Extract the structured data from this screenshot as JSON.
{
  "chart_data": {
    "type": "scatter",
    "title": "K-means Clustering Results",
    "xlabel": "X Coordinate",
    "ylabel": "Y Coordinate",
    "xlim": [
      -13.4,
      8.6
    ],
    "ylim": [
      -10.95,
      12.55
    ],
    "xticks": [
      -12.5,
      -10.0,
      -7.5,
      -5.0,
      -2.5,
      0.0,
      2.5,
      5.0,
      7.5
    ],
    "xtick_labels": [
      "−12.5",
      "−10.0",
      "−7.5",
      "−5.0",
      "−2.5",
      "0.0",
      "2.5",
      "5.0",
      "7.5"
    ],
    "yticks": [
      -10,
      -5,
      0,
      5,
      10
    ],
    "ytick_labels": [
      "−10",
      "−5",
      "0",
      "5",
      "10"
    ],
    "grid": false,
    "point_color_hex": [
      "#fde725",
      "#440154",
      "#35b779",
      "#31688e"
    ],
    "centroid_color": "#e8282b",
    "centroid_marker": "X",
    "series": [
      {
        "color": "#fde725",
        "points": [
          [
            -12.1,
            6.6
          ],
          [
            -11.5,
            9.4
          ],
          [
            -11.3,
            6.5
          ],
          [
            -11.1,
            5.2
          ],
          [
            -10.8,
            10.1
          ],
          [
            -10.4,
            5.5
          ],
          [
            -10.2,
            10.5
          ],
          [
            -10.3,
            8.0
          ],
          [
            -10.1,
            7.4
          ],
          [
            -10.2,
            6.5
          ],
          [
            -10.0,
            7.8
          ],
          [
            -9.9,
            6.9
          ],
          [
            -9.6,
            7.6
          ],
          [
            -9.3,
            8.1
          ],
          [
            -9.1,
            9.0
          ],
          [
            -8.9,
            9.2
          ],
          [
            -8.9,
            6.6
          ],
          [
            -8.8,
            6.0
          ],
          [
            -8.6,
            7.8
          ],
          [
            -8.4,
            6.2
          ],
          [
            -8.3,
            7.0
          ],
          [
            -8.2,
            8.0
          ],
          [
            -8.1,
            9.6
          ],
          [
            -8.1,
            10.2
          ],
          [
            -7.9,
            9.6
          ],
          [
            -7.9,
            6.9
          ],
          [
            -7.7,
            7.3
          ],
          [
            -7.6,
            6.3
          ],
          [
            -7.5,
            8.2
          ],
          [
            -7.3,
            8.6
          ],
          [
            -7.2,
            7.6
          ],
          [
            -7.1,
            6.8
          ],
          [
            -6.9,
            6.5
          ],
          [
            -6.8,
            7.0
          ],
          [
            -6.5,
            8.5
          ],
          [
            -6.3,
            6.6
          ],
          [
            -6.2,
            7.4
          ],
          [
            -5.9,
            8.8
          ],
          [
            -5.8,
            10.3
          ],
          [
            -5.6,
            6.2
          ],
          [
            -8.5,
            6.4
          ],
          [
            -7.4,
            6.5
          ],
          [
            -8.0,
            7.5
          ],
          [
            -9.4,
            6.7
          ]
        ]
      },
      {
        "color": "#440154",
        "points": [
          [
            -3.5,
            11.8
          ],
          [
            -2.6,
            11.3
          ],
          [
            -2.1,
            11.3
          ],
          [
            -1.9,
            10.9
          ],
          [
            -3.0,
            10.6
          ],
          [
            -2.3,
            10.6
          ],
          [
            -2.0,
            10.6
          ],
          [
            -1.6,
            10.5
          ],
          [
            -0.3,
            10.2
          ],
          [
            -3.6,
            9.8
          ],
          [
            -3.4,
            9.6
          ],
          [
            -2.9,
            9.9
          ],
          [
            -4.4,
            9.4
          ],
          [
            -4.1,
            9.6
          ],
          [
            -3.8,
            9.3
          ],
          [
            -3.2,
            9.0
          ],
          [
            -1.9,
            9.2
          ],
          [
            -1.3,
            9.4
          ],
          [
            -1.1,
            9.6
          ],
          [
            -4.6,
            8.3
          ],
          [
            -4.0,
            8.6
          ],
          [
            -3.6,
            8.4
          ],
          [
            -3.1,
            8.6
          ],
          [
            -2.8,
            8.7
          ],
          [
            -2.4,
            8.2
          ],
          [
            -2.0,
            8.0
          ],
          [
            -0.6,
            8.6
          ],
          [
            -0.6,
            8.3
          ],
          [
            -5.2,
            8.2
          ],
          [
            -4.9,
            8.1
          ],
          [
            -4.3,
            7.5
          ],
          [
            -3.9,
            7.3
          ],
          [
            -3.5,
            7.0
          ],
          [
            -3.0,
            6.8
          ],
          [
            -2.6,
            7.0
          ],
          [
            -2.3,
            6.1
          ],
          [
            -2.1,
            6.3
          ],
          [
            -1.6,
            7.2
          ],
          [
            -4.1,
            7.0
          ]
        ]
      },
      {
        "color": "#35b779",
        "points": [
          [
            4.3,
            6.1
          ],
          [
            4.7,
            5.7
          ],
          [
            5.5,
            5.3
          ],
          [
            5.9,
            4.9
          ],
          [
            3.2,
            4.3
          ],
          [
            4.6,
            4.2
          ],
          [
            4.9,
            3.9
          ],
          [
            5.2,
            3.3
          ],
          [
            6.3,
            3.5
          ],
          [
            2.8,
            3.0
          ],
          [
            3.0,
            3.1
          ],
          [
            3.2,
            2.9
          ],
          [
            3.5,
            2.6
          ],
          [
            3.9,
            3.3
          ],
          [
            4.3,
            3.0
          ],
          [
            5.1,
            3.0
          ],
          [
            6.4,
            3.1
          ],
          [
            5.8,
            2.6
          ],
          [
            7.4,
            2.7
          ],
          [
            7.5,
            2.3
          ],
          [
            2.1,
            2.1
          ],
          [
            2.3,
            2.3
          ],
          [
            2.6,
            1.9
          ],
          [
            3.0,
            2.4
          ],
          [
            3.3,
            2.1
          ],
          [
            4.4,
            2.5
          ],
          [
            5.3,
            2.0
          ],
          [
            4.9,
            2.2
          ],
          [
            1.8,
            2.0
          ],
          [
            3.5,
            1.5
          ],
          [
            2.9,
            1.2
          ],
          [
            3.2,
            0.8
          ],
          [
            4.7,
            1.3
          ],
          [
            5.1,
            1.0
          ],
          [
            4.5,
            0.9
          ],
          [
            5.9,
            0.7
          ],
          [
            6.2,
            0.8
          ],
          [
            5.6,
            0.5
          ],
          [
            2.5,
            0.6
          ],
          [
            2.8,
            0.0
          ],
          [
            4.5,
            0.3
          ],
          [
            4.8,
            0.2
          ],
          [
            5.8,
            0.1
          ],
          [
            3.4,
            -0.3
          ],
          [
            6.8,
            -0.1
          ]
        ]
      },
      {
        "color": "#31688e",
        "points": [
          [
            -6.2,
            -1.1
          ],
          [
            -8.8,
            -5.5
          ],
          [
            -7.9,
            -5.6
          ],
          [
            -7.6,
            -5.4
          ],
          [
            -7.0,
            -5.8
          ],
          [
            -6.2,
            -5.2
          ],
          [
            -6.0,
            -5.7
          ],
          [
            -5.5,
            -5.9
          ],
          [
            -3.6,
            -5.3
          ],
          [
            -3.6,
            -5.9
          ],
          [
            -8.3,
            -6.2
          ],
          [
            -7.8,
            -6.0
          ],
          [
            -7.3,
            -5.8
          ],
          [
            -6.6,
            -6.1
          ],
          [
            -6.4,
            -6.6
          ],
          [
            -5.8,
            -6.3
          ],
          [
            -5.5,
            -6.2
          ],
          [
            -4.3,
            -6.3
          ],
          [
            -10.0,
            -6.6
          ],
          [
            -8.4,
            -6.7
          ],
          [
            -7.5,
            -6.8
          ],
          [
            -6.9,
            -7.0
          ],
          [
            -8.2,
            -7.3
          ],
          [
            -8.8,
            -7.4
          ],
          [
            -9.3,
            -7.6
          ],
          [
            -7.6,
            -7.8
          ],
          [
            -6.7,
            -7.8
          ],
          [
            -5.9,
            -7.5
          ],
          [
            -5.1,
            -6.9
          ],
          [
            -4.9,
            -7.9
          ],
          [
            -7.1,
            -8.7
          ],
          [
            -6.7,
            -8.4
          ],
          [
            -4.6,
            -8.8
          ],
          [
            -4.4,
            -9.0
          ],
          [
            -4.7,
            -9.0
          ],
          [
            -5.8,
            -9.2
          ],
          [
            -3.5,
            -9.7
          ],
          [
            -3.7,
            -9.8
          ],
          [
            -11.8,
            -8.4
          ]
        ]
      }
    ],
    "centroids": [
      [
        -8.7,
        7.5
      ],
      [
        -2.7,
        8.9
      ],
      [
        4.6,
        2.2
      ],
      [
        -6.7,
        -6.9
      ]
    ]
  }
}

◇ ◇ ◇

**Do this**. List all lines holding the string "Coordinate".

**Solution**.
    "xlabel": "X Coordinate",
    "ylabel": "Y Coordinate",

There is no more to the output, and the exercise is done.